Collected data entries
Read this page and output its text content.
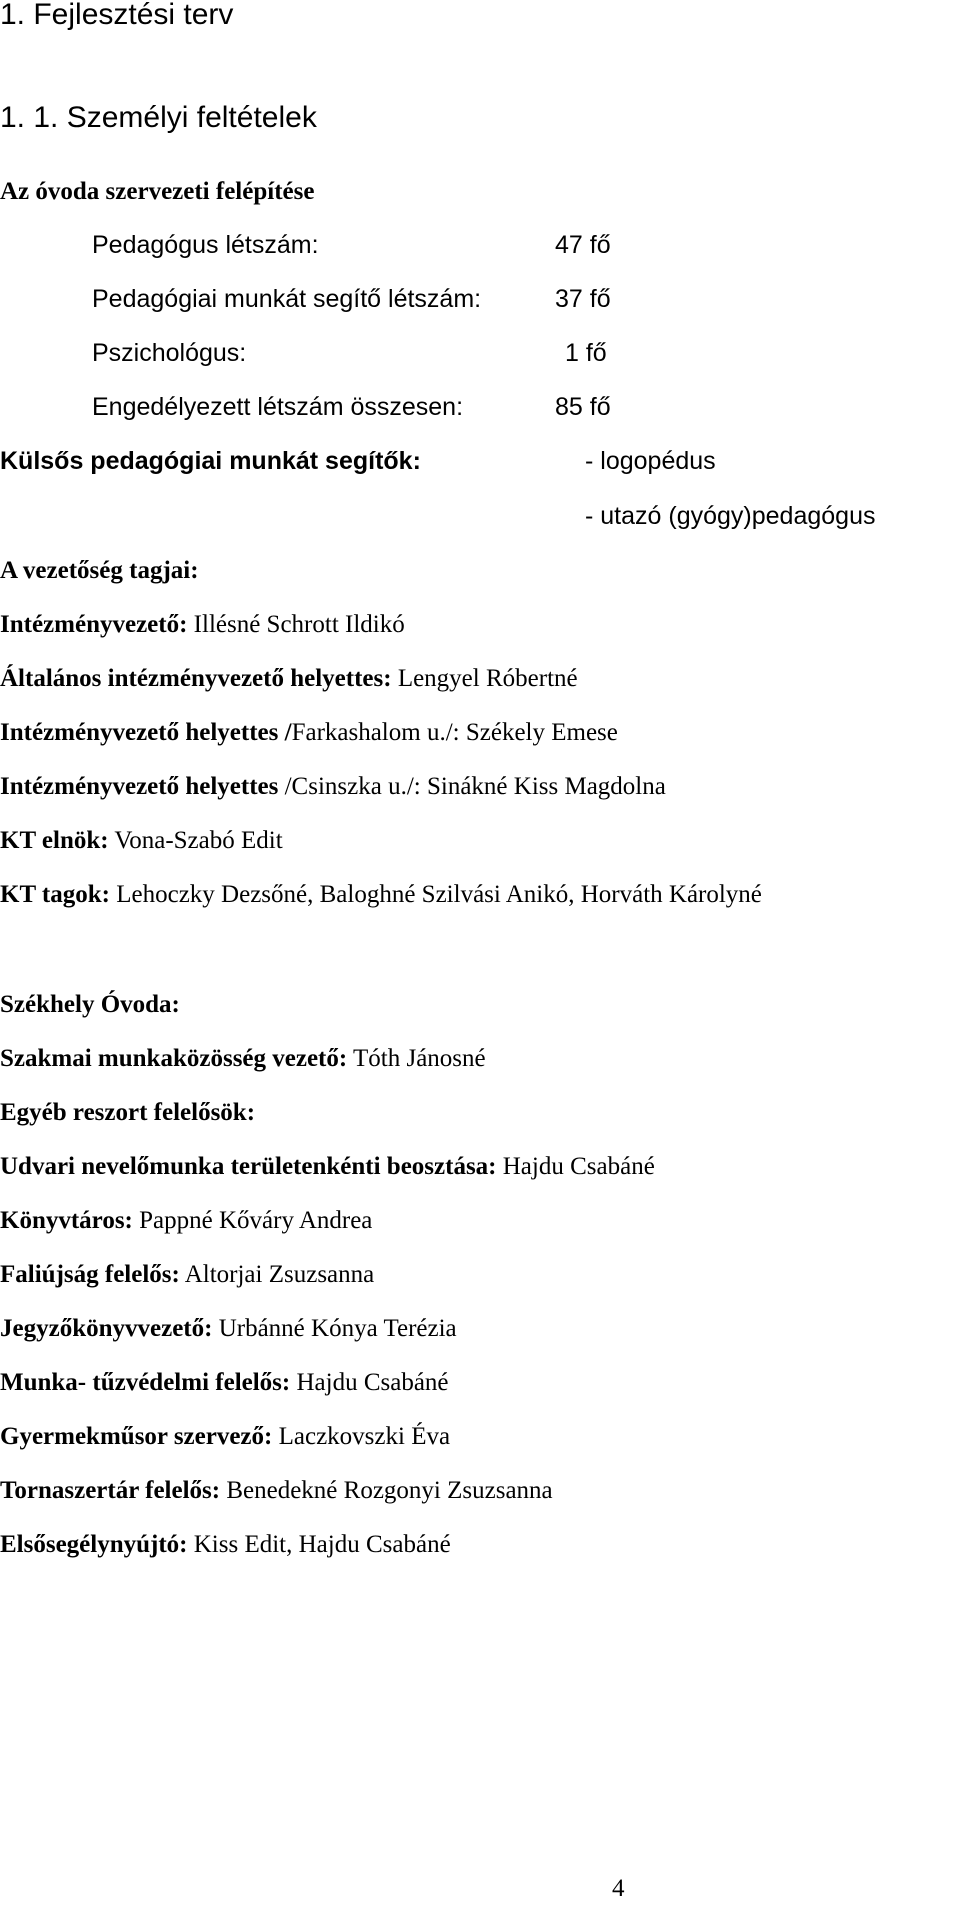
1. Fejlesztési terv
1. 1. Személyi feltételek
Az óvoda szervezeti felépítése
Pedagógus létszám:	47 fő
Pedagógiai munkát segítő létszám:	37 fő
Pszichológus:	1 fő
Engedélyezett létszám összesen:	85 fő
Külsős pedagógiai munkát segítők:	- logopédus
- utazó (gyógy)pedagógus
A vezetőség tagjai:
Intézményvezető: Illésné Schrott Ildikó
Általános intézményvezető helyettes: Lengyel Róbertné
Intézményvezető helyettes /Farkashalom u./: Székely Emese
Intézményvezető helyettes /Csinszka u./: Sinákné Kiss Magdolna
KT elnök: Vona-Szabó Edit
KT tagok: Lehoczky Dezsőné, Baloghné Szilvási Anikó, Horváth Károlyné
Székhely Óvoda:
Szakmai munkaközösség vezető: Tóth Jánosné
Egyéb reszort felelősök:
Udvari nevelőmunka területenkénti beosztása: Hajdu Csabáné
Könyvtáros: Pappné Kőváry Andrea
Faliújság felelős: Altorjai Zsuzsanna
Jegyzőkönyvvezető: Urbánné Kónya Terézia
Munka- tűzvédelmi felelős: Hajdu Csabáné
Gyermekműsor szervező: Laczkovszki Éva
Tornaszertár felelős: Benedekné Rozgonyi Zsuzsanna
Elsősegélynyújtó: Kiss Edit, Hajdu Csabáné
4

# What is being asked:
All entries are to be retyped exactly. Omit any embedded images.

# Answer to this problem:
Read this page and output its text content.
1. Fejlesztési terv
1. 1. Személyi feltételek
Az óvoda szervezeti felépítése
Pedagógus létszám:	47 fő
Pedagógiai munkát segítő létszám:	37 fő
Pszichológus:	1 fő
Engedélyezett létszám összesen:	85 fő
Külsős pedagógiai munkát segítők:	- logopédus
- utazó (gyógy)pedagógus
A vezetőség tagjai:
Intézményvezető: Illésné Schrott Ildikó
Általános intézményvezető helyettes: Lengyel Róbertné
Intézményvezető helyettes /Farkashalom u./: Székely Emese
Intézményvezető helyettes /Csinszka u./: Sinákné Kiss Magdolna
KT elnök: Vona-Szabó Edit
KT tagok: Lehoczky Dezsőné, Baloghné Szilvási Anikó, Horváth Károlyné
Székhely Óvoda:
Szakmai munkaközösség vezető: Tóth Jánosné
Egyéb reszort felelősök:
Udvari nevelőmunka területenkénti beosztása: Hajdu Csabáné
Könyvtáros: Pappné Kőváry Andrea
Faliújság felelős: Altorjai Zsuzsanna
Jegyzőkönyvvezető: Urbánné Kónya Terézia
Munka- tűzvédelmi felelős: Hajdu Csabáné
Gyermekműsor szervező: Laczkovszki Éva
Tornaszertár felelős: Benedekné Rozgonyi Zsuzsanna
Elsősegélynyújtó: Kiss Edit, Hajdu Csabáné
4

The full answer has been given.